[Saved data entries]
■ ■ ■ ■ ■ ■ ■
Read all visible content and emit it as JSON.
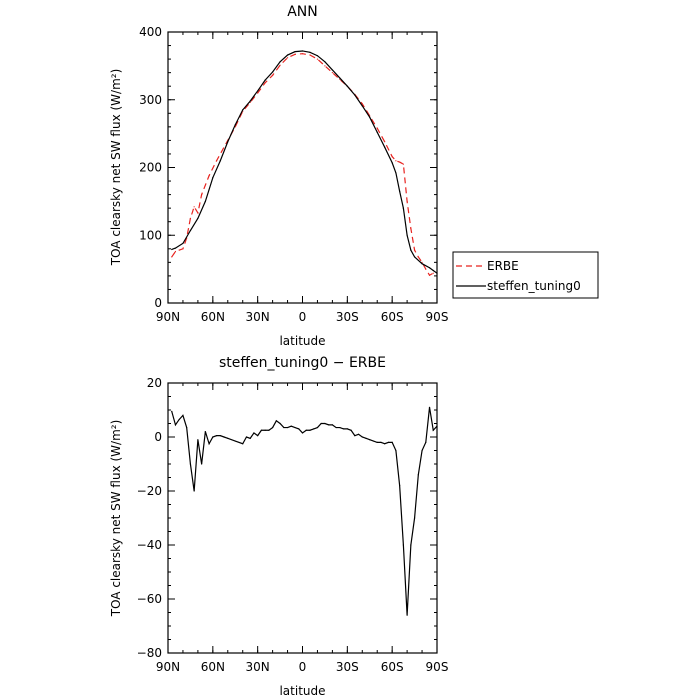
{
  "chart_data": [
    {
      "type": "line",
      "title": "ANN",
      "xlabel": "latitude",
      "ylabel": "TOA clearsky net SW flux (W/m²)",
      "xlim": [
        90,
        -90
      ],
      "ylim": [
        0,
        400
      ],
      "x_ticks": [
        90,
        60,
        30,
        0,
        -30,
        -60,
        -90
      ],
      "x_tick_labels": [
        "90N",
        "60N",
        "30N",
        "0",
        "30S",
        "60S",
        "90S"
      ],
      "y_ticks": [
        0,
        100,
        200,
        300,
        400
      ],
      "y_tick_labels": [
        "0",
        "100",
        "200",
        "300",
        "400"
      ],
      "legend": {
        "position": "right",
        "entries": [
          "ERBE",
          "steffen_tuning0"
        ]
      },
      "series": [
        {
          "name": "ERBE",
          "color": "#e8231f",
          "dash": "6,4",
          "points": [
            [
              87.5,
              68
            ],
            [
              85,
              76
            ],
            [
              80,
              80
            ],
            [
              77.5,
              96
            ],
            [
              75,
              125
            ],
            [
              72.5,
              142
            ],
            [
              70,
              133
            ],
            [
              67.5,
              160
            ],
            [
              62.5,
              188
            ],
            [
              57.5,
              210
            ],
            [
              50,
              240
            ],
            [
              45,
              260
            ],
            [
              40,
              283
            ],
            [
              35,
              296
            ],
            [
              30,
              310
            ],
            [
              25,
              325
            ],
            [
              20,
              336
            ],
            [
              15,
              351
            ],
            [
              10,
              362
            ],
            [
              5,
              367
            ],
            [
              0,
              368
            ],
            [
              -5,
              366
            ],
            [
              -10,
              360
            ],
            [
              -15,
              350
            ],
            [
              -20,
              340
            ],
            [
              -25,
              330
            ],
            [
              -30,
              320
            ],
            [
              -35,
              308
            ],
            [
              -40,
              294
            ],
            [
              -45,
              276
            ],
            [
              -50,
              258
            ],
            [
              -55,
              238
            ],
            [
              -60,
              216
            ],
            [
              -62.5,
              210
            ],
            [
              -65,
              208
            ],
            [
              -67.5,
              205
            ],
            [
              -70,
              150
            ],
            [
              -72.5,
              110
            ],
            [
              -75,
              78
            ],
            [
              -77.5,
              68
            ],
            [
              -80,
              60
            ],
            [
              -82.5,
              50
            ],
            [
              -85,
              41
            ],
            [
              -87.5,
              44
            ]
          ]
        },
        {
          "name": "steffen_tuning0",
          "color": "#000000",
          "dash": "",
          "points": [
            [
              87.5,
              79
            ],
            [
              85,
              81
            ],
            [
              80,
              88
            ],
            [
              75,
              107
            ],
            [
              70,
              125
            ],
            [
              65,
              150
            ],
            [
              60,
              185
            ],
            [
              55,
              210
            ],
            [
              50,
              238
            ],
            [
              45,
              263
            ],
            [
              40,
              285
            ],
            [
              35,
              298
            ],
            [
              30,
              313
            ],
            [
              25,
              329
            ],
            [
              20,
              341
            ],
            [
              15,
              356
            ],
            [
              10,
              366
            ],
            [
              5,
              371
            ],
            [
              0,
              372
            ],
            [
              -5,
              370
            ],
            [
              -10,
              365
            ],
            [
              -15,
              356
            ],
            [
              -20,
              344
            ],
            [
              -25,
              332
            ],
            [
              -30,
              320
            ],
            [
              -35,
              307
            ],
            [
              -40,
              291
            ],
            [
              -45,
              274
            ],
            [
              -50,
              252
            ],
            [
              -55,
              230
            ],
            [
              -60,
              207
            ],
            [
              -62.5,
              192
            ],
            [
              -65,
              165
            ],
            [
              -67.5,
              140
            ],
            [
              -70,
              100
            ],
            [
              -72.5,
              78
            ],
            [
              -75,
              68
            ],
            [
              -80,
              58
            ],
            [
              -85,
              52
            ],
            [
              -87.5,
              48
            ],
            [
              -90,
              44
            ]
          ]
        }
      ]
    },
    {
      "type": "line",
      "title": "steffen_tuning0 − ERBE",
      "xlabel": "latitude",
      "ylabel": "TOA clearsky net SW flux (W/m²)",
      "xlim": [
        90,
        -90
      ],
      "ylim": [
        -80,
        20
      ],
      "x_ticks": [
        90,
        60,
        30,
        0,
        -30,
        -60,
        -90
      ],
      "x_tick_labels": [
        "90N",
        "60N",
        "30N",
        "0",
        "30S",
        "60S",
        "90S"
      ],
      "y_ticks": [
        -80,
        -60,
        -40,
        -20,
        0,
        20
      ],
      "y_tick_labels": [
        "−80",
        "−60",
        "−40",
        "−20",
        "0",
        "20"
      ],
      "series": [
        {
          "name": "steffen_tuning0 − ERBE",
          "color": "#000000",
          "dash": "",
          "points": [
            [
              87.5,
              9.5
            ],
            [
              85,
              4.5
            ],
            [
              82.5,
              6.5
            ],
            [
              80,
              8
            ],
            [
              77.5,
              3.5
            ],
            [
              75,
              -10
            ],
            [
              72.5,
              -20
            ],
            [
              70,
              -1
            ],
            [
              67.5,
              -10
            ],
            [
              65,
              2
            ],
            [
              62.5,
              -2.5
            ],
            [
              60,
              0
            ],
            [
              57.5,
              0.5
            ],
            [
              55,
              0.5
            ],
            [
              52.5,
              0
            ],
            [
              50,
              -0.5
            ],
            [
              45,
              -1.5
            ],
            [
              40,
              -2.5
            ],
            [
              37.5,
              0
            ],
            [
              35,
              -0.5
            ],
            [
              32.5,
              1.5
            ],
            [
              30,
              0.5
            ],
            [
              27.5,
              2.5
            ],
            [
              25,
              2.5
            ],
            [
              22.5,
              2.5
            ],
            [
              20,
              3.5
            ],
            [
              17.5,
              6
            ],
            [
              15,
              5
            ],
            [
              12.5,
              3.5
            ],
            [
              10,
              3.5
            ],
            [
              7.5,
              4
            ],
            [
              5,
              3.5
            ],
            [
              2.5,
              3
            ],
            [
              0,
              1.5
            ],
            [
              -2.5,
              2.5
            ],
            [
              -5,
              2.5
            ],
            [
              -7.5,
              3
            ],
            [
              -10,
              3.5
            ],
            [
              -12.5,
              5
            ],
            [
              -15,
              5
            ],
            [
              -17.5,
              4.5
            ],
            [
              -20,
              4.5
            ],
            [
              -22.5,
              3.5
            ],
            [
              -25,
              3.5
            ],
            [
              -27.5,
              3
            ],
            [
              -30,
              3
            ],
            [
              -32.5,
              2.5
            ],
            [
              -35,
              0.5
            ],
            [
              -37.5,
              1
            ],
            [
              -40,
              0
            ],
            [
              -42.5,
              -0.5
            ],
            [
              -45,
              -1
            ],
            [
              -47.5,
              -1.5
            ],
            [
              -50,
              -2
            ],
            [
              -52.5,
              -2
            ],
            [
              -55,
              -2.5
            ],
            [
              -57.5,
              -2
            ],
            [
              -60,
              -2
            ],
            [
              -62.5,
              -5
            ],
            [
              -65,
              -18
            ],
            [
              -67.5,
              -40
            ],
            [
              -70,
              -66
            ],
            [
              -72.5,
              -40
            ],
            [
              -75,
              -30
            ],
            [
              -77.5,
              -14
            ],
            [
              -80,
              -5
            ],
            [
              -82.5,
              -2
            ],
            [
              -85,
              11
            ],
            [
              -87.5,
              2.5
            ],
            [
              -90,
              4
            ]
          ]
        }
      ]
    }
  ]
}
■ ■ ■ ■ ■ ■ ■
-- STATED PROBLEM --
Omit every picture, and otherwise quote the entries exactly.

-- TASK RESULT --
Read all visible content and emit it as JSON.
{
  "chart_data": [
    {
      "type": "line",
      "title": "ANN",
      "xlabel": "latitude",
      "ylabel": "TOA clearsky net SW flux (W/m²)",
      "xlim": [
        90,
        -90
      ],
      "ylim": [
        0,
        400
      ],
      "x_ticks": [
        90,
        60,
        30,
        0,
        -30,
        -60,
        -90
      ],
      "x_tick_labels": [
        "90N",
        "60N",
        "30N",
        "0",
        "30S",
        "60S",
        "90S"
      ],
      "y_ticks": [
        0,
        100,
        200,
        300,
        400
      ],
      "y_tick_labels": [
        "0",
        "100",
        "200",
        "300",
        "400"
      ],
      "legend": {
        "position": "right",
        "entries": [
          "ERBE",
          "steffen_tuning0"
        ]
      },
      "series": [
        {
          "name": "ERBE",
          "color": "#e8231f",
          "dash": "6,4",
          "points": [
            [
              87.5,
              68
            ],
            [
              85,
              76
            ],
            [
              80,
              80
            ],
            [
              77.5,
              96
            ],
            [
              75,
              125
            ],
            [
              72.5,
              142
            ],
            [
              70,
              133
            ],
            [
              67.5,
              160
            ],
            [
              62.5,
              188
            ],
            [
              57.5,
              210
            ],
            [
              50,
              240
            ],
            [
              45,
              260
            ],
            [
              40,
              283
            ],
            [
              35,
              296
            ],
            [
              30,
              310
            ],
            [
              25,
              325
            ],
            [
              20,
              336
            ],
            [
              15,
              351
            ],
            [
              10,
              362
            ],
            [
              5,
              367
            ],
            [
              0,
              368
            ],
            [
              -5,
              366
            ],
            [
              -10,
              360
            ],
            [
              -15,
              350
            ],
            [
              -20,
              340
            ],
            [
              -25,
              330
            ],
            [
              -30,
              320
            ],
            [
              -35,
              308
            ],
            [
              -40,
              294
            ],
            [
              -45,
              276
            ],
            [
              -50,
              258
            ],
            [
              -55,
              238
            ],
            [
              -60,
              216
            ],
            [
              -62.5,
              210
            ],
            [
              -65,
              208
            ],
            [
              -67.5,
              205
            ],
            [
              -70,
              150
            ],
            [
              -72.5,
              110
            ],
            [
              -75,
              78
            ],
            [
              -77.5,
              68
            ],
            [
              -80,
              60
            ],
            [
              -82.5,
              50
            ],
            [
              -85,
              41
            ],
            [
              -87.5,
              44
            ]
          ]
        },
        {
          "name": "steffen_tuning0",
          "color": "#000000",
          "dash": "",
          "points": [
            [
              87.5,
              79
            ],
            [
              85,
              81
            ],
            [
              80,
              88
            ],
            [
              75,
              107
            ],
            [
              70,
              125
            ],
            [
              65,
              150
            ],
            [
              60,
              185
            ],
            [
              55,
              210
            ],
            [
              50,
              238
            ],
            [
              45,
              263
            ],
            [
              40,
              285
            ],
            [
              35,
              298
            ],
            [
              30,
              313
            ],
            [
              25,
              329
            ],
            [
              20,
              341
            ],
            [
              15,
              356
            ],
            [
              10,
              366
            ],
            [
              5,
              371
            ],
            [
              0,
              372
            ],
            [
              -5,
              370
            ],
            [
              -10,
              365
            ],
            [
              -15,
              356
            ],
            [
              -20,
              344
            ],
            [
              -25,
              332
            ],
            [
              -30,
              320
            ],
            [
              -35,
              307
            ],
            [
              -40,
              291
            ],
            [
              -45,
              274
            ],
            [
              -50,
              252
            ],
            [
              -55,
              230
            ],
            [
              -60,
              207
            ],
            [
              -62.5,
              192
            ],
            [
              -65,
              165
            ],
            [
              -67.5,
              140
            ],
            [
              -70,
              100
            ],
            [
              -72.5,
              78
            ],
            [
              -75,
              68
            ],
            [
              -80,
              58
            ],
            [
              -85,
              52
            ],
            [
              -87.5,
              48
            ],
            [
              -90,
              44
            ]
          ]
        }
      ]
    },
    {
      "type": "line",
      "title": "steffen_tuning0 − ERBE",
      "xlabel": "latitude",
      "ylabel": "TOA clearsky net SW flux (W/m²)",
      "xlim": [
        90,
        -90
      ],
      "ylim": [
        -80,
        20
      ],
      "x_ticks": [
        90,
        60,
        30,
        0,
        -30,
        -60,
        -90
      ],
      "x_tick_labels": [
        "90N",
        "60N",
        "30N",
        "0",
        "30S",
        "60S",
        "90S"
      ],
      "y_ticks": [
        -80,
        -60,
        -40,
        -20,
        0,
        20
      ],
      "y_tick_labels": [
        "−80",
        "−60",
        "−40",
        "−20",
        "0",
        "20"
      ],
      "series": [
        {
          "name": "steffen_tuning0 − ERBE",
          "color": "#000000",
          "dash": "",
          "points": [
            [
              87.5,
              9.5
            ],
            [
              85,
              4.5
            ],
            [
              82.5,
              6.5
            ],
            [
              80,
              8
            ],
            [
              77.5,
              3.5
            ],
            [
              75,
              -10
            ],
            [
              72.5,
              -20
            ],
            [
              70,
              -1
            ],
            [
              67.5,
              -10
            ],
            [
              65,
              2
            ],
            [
              62.5,
              -2.5
            ],
            [
              60,
              0
            ],
            [
              57.5,
              0.5
            ],
            [
              55,
              0.5
            ],
            [
              52.5,
              0
            ],
            [
              50,
              -0.5
            ],
            [
              45,
              -1.5
            ],
            [
              40,
              -2.5
            ],
            [
              37.5,
              0
            ],
            [
              35,
              -0.5
            ],
            [
              32.5,
              1.5
            ],
            [
              30,
              0.5
            ],
            [
              27.5,
              2.5
            ],
            [
              25,
              2.5
            ],
            [
              22.5,
              2.5
            ],
            [
              20,
              3.5
            ],
            [
              17.5,
              6
            ],
            [
              15,
              5
            ],
            [
              12.5,
              3.5
            ],
            [
              10,
              3.5
            ],
            [
              7.5,
              4
            ],
            [
              5,
              3.5
            ],
            [
              2.5,
              3
            ],
            [
              0,
              1.5
            ],
            [
              -2.5,
              2.5
            ],
            [
              -5,
              2.5
            ],
            [
              -7.5,
              3
            ],
            [
              -10,
              3.5
            ],
            [
              -12.5,
              5
            ],
            [
              -15,
              5
            ],
            [
              -17.5,
              4.5
            ],
            [
              -20,
              4.5
            ],
            [
              -22.5,
              3.5
            ],
            [
              -25,
              3.5
            ],
            [
              -27.5,
              3
            ],
            [
              -30,
              3
            ],
            [
              -32.5,
              2.5
            ],
            [
              -35,
              0.5
            ],
            [
              -37.5,
              1
            ],
            [
              -40,
              0
            ],
            [
              -42.5,
              -0.5
            ],
            [
              -45,
              -1
            ],
            [
              -47.5,
              -1.5
            ],
            [
              -50,
              -2
            ],
            [
              -52.5,
              -2
            ],
            [
              -55,
              -2.5
            ],
            [
              -57.5,
              -2
            ],
            [
              -60,
              -2
            ],
            [
              -62.5,
              -5
            ],
            [
              -65,
              -18
            ],
            [
              -67.5,
              -40
            ],
            [
              -70,
              -66
            ],
            [
              -72.5,
              -40
            ],
            [
              -75,
              -30
            ],
            [
              -77.5,
              -14
            ],
            [
              -80,
              -5
            ],
            [
              -82.5,
              -2
            ],
            [
              -85,
              11
            ],
            [
              -87.5,
              2.5
            ],
            [
              -90,
              4
            ]
          ]
        }
      ]
    }
  ]
}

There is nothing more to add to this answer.